▶ [What to work on]: Collect all the lines that mention the word "server".

Saved entries

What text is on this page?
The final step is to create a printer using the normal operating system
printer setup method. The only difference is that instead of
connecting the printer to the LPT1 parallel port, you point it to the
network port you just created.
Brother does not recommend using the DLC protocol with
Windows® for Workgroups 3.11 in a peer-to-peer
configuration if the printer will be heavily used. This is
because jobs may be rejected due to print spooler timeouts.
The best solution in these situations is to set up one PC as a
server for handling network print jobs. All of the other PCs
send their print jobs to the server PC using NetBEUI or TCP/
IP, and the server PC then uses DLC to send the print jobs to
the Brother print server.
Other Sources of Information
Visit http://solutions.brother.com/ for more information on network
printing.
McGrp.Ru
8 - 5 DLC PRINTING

==

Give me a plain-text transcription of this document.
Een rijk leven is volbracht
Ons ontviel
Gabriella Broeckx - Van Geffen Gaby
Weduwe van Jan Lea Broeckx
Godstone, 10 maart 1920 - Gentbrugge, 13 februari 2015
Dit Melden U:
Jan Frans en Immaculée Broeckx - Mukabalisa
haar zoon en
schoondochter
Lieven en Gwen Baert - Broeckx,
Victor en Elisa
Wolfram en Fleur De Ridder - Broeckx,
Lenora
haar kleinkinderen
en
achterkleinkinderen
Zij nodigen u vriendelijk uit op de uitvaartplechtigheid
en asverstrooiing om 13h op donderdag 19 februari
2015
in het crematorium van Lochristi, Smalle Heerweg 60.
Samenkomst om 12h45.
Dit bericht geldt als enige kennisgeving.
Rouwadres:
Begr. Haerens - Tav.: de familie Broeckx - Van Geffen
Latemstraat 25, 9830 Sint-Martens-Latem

--

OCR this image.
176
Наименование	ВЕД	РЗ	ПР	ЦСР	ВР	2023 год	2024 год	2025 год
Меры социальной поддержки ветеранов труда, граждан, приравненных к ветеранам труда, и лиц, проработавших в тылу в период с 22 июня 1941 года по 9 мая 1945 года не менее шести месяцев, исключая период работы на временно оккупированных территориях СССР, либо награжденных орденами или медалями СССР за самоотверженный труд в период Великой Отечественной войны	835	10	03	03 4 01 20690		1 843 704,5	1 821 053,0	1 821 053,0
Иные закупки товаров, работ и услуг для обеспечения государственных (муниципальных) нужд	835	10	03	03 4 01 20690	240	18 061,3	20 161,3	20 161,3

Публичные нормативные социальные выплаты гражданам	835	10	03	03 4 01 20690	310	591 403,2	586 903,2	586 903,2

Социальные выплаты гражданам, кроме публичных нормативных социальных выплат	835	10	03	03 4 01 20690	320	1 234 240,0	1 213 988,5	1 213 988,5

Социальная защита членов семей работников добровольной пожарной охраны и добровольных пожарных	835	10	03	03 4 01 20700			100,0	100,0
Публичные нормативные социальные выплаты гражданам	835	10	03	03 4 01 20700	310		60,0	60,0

▶ [Final result]:
server for handling network print jobs. All of the other PCs
send their print jobs to the server PC using NetBEUI or TCP/
IP, and the server PC then uses DLC to send the print jobs to
the Brother print server.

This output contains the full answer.